Keep only the lines where "grid" appears.

* Begin Input *

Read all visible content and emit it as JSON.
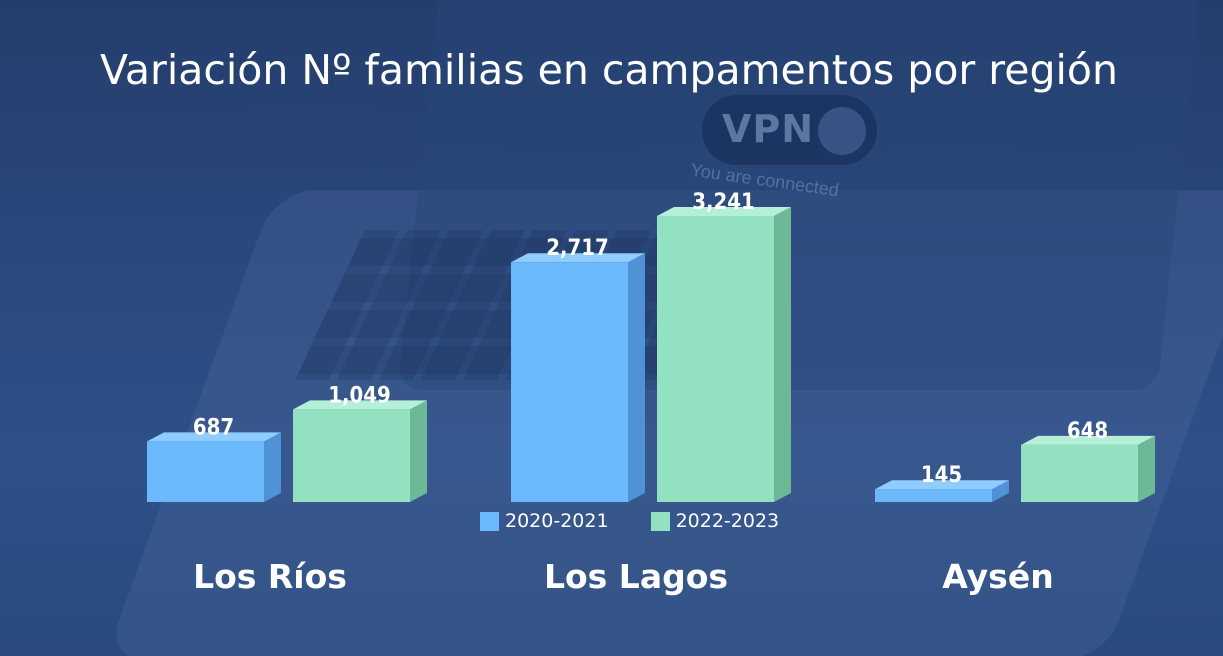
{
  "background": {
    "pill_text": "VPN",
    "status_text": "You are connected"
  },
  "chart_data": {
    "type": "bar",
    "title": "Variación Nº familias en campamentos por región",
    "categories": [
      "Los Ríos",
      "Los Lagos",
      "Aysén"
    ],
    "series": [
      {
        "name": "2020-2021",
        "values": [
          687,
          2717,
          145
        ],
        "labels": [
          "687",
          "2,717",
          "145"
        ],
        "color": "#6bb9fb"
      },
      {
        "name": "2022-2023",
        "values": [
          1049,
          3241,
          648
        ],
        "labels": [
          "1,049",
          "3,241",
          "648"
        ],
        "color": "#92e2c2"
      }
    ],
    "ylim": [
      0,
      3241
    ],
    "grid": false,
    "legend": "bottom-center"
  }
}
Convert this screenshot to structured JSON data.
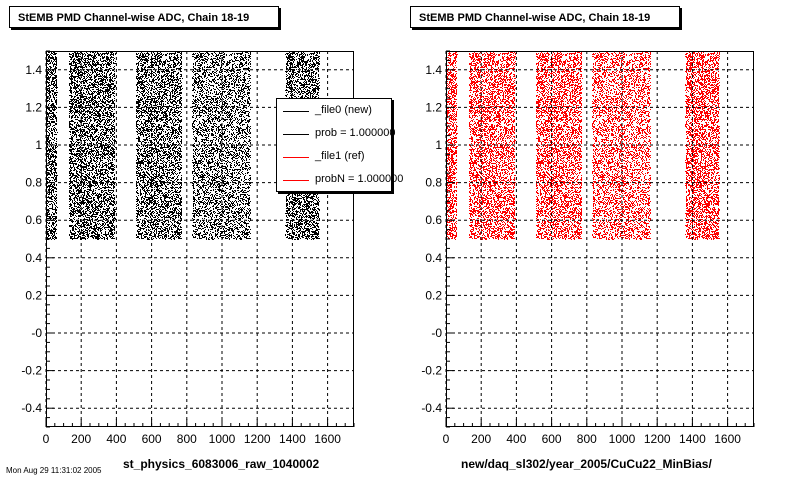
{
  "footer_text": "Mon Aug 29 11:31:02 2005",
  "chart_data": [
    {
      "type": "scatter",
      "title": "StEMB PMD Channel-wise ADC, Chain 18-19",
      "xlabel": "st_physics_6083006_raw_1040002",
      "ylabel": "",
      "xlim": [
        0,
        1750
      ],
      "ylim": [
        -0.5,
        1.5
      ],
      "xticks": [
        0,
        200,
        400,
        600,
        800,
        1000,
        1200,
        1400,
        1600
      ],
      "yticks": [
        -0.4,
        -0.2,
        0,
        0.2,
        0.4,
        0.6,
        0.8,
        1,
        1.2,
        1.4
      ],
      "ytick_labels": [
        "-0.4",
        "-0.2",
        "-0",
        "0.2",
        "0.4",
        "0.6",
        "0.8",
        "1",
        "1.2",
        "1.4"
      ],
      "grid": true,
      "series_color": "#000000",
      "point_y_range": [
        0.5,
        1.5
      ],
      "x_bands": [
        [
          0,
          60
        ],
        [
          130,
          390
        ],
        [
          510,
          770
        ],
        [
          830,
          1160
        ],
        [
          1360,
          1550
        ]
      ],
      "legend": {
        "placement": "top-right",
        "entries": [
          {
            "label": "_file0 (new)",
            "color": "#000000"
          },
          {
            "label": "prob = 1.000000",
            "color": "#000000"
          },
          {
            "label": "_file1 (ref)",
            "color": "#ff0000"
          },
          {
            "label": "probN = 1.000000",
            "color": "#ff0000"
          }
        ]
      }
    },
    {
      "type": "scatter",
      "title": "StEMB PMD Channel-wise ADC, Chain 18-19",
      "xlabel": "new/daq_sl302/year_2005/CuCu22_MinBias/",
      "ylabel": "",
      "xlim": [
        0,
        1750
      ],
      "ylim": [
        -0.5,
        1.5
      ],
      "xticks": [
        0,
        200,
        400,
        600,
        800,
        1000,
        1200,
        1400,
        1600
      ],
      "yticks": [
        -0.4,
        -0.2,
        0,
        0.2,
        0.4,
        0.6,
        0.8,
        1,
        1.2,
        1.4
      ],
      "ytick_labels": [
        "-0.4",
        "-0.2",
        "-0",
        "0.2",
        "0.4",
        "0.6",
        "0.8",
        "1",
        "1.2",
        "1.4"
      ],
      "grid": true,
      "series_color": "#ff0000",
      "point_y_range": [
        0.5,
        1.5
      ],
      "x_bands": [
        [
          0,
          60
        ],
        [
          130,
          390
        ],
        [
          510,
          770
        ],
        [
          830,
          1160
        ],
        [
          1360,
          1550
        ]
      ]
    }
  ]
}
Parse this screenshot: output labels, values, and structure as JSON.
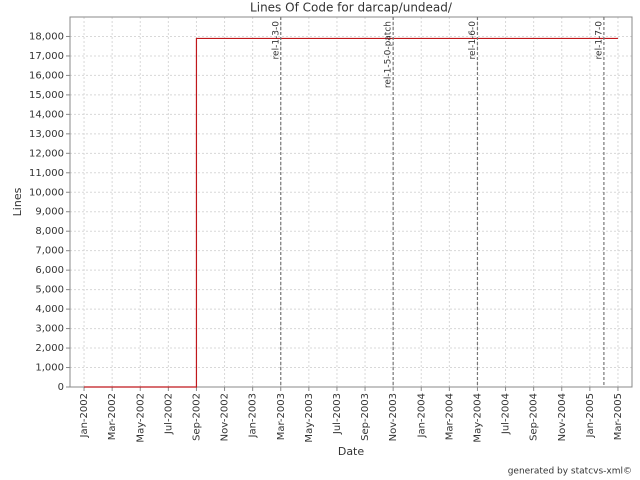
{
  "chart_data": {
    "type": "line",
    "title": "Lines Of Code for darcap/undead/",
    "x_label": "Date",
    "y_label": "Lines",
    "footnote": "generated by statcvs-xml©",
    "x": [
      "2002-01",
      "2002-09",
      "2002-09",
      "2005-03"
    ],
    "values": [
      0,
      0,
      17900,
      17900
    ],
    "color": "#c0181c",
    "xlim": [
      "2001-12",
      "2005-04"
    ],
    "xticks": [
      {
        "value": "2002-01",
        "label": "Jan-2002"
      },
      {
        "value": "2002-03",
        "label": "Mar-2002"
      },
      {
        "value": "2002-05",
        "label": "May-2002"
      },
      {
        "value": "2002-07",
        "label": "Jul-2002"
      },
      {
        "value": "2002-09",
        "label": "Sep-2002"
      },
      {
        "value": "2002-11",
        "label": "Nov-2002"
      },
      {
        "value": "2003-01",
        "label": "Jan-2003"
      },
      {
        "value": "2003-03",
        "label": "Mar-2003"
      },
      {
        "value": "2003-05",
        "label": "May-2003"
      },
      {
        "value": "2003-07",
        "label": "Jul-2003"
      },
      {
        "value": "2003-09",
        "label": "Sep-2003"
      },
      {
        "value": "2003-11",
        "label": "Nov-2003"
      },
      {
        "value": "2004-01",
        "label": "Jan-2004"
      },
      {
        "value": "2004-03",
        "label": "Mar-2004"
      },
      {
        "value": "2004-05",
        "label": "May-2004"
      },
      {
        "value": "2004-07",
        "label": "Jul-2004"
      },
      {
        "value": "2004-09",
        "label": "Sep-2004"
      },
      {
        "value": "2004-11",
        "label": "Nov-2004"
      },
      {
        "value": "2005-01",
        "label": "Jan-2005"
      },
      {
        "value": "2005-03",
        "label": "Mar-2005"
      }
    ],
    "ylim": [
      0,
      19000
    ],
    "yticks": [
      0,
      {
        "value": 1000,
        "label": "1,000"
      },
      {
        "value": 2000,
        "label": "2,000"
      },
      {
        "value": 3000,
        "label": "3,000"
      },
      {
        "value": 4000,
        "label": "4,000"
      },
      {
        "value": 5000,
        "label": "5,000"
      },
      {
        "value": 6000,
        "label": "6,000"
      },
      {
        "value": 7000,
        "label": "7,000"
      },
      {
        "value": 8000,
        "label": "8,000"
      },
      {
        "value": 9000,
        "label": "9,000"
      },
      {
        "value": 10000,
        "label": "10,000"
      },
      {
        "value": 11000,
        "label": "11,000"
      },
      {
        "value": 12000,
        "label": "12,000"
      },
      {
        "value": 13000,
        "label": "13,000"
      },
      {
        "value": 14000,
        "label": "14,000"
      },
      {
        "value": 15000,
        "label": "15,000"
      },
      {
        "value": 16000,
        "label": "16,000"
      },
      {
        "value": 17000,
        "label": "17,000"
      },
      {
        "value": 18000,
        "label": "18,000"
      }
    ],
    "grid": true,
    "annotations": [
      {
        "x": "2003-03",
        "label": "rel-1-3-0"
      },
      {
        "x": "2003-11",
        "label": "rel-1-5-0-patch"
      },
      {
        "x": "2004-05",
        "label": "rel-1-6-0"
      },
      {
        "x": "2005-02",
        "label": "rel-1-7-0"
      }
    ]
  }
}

* End Input *

» Task result
    "grid": false,
      "grid": true,
      "grid": true,
    "grid": true,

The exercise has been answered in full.